[Work order] Looking at the entries below, how many lines include the word "make"? Answer with the number alone.

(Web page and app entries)
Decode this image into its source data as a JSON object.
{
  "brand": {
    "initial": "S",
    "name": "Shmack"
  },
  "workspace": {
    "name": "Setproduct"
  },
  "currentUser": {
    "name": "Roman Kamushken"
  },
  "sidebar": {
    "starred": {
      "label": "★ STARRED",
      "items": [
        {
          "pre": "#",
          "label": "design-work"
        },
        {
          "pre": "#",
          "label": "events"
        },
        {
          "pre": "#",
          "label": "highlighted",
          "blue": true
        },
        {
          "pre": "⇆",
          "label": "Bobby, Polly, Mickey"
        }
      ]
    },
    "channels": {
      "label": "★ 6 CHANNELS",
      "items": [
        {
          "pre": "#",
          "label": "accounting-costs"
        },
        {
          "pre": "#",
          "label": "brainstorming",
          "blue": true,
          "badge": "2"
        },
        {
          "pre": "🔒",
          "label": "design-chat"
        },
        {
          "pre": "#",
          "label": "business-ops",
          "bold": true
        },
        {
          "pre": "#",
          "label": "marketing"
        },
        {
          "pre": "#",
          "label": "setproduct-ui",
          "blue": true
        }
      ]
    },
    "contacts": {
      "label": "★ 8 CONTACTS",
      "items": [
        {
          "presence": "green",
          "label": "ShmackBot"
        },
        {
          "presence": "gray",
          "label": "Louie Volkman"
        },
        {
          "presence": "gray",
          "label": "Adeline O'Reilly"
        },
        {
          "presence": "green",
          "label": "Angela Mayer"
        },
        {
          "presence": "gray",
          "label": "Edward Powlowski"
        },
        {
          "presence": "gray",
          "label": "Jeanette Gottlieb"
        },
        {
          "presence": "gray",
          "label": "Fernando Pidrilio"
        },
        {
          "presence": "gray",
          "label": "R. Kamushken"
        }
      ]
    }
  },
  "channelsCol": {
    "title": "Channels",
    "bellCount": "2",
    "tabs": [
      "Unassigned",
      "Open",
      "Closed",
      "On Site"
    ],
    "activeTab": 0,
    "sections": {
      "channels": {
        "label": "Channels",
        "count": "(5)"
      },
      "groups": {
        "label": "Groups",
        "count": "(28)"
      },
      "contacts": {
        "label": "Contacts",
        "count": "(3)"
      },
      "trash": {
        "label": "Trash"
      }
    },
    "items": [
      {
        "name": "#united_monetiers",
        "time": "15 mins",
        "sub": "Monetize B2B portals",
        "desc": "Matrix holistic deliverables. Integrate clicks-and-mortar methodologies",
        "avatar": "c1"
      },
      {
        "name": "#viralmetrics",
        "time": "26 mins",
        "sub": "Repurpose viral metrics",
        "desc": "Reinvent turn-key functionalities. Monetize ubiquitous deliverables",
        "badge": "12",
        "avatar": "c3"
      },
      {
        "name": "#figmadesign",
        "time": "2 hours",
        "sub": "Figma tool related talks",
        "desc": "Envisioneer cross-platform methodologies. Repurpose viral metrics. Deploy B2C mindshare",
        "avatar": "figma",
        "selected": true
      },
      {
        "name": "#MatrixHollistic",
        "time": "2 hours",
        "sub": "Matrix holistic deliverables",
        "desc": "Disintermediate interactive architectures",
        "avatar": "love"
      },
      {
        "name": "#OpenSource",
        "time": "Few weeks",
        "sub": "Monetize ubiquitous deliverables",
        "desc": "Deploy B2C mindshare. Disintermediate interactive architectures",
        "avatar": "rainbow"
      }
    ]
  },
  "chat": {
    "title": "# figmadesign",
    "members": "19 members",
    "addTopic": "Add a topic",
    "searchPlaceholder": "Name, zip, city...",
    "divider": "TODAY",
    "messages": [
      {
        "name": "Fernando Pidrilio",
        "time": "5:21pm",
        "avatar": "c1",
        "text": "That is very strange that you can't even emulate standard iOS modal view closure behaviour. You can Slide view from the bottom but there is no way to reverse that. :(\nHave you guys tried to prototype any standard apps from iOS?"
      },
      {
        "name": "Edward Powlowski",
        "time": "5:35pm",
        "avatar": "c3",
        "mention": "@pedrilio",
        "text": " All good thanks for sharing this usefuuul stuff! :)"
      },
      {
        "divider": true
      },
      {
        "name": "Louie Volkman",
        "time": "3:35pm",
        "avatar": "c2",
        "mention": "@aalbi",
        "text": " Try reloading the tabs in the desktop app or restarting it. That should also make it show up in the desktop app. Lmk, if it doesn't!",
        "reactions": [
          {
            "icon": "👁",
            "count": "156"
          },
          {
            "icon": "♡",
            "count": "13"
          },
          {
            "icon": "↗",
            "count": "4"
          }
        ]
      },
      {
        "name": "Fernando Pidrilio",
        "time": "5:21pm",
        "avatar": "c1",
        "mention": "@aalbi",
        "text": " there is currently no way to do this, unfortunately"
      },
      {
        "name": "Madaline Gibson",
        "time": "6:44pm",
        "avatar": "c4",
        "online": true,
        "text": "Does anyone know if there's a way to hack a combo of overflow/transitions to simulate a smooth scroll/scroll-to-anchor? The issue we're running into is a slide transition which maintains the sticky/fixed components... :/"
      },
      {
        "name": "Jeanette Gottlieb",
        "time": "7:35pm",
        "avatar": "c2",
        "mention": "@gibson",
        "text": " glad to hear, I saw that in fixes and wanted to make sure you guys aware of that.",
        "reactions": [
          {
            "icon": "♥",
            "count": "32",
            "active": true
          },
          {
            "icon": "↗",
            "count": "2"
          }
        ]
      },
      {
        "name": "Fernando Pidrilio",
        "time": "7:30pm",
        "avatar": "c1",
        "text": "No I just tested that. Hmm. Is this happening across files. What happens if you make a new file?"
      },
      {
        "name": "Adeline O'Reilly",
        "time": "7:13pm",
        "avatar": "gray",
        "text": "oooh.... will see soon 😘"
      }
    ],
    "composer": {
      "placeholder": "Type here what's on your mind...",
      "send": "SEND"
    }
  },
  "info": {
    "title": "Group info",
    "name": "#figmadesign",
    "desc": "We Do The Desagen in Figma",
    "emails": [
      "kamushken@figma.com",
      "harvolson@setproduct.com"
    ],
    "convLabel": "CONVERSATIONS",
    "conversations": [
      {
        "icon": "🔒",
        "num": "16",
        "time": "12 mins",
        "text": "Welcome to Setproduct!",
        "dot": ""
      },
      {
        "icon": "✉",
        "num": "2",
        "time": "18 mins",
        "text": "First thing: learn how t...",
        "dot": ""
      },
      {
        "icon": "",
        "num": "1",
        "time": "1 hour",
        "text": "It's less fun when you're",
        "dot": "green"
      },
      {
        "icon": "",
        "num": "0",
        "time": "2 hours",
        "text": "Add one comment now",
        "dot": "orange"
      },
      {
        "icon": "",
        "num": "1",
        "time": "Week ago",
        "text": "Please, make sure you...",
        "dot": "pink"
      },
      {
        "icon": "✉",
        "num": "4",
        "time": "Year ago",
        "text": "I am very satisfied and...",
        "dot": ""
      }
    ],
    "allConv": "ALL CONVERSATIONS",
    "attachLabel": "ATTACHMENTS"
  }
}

[Worked solution] 4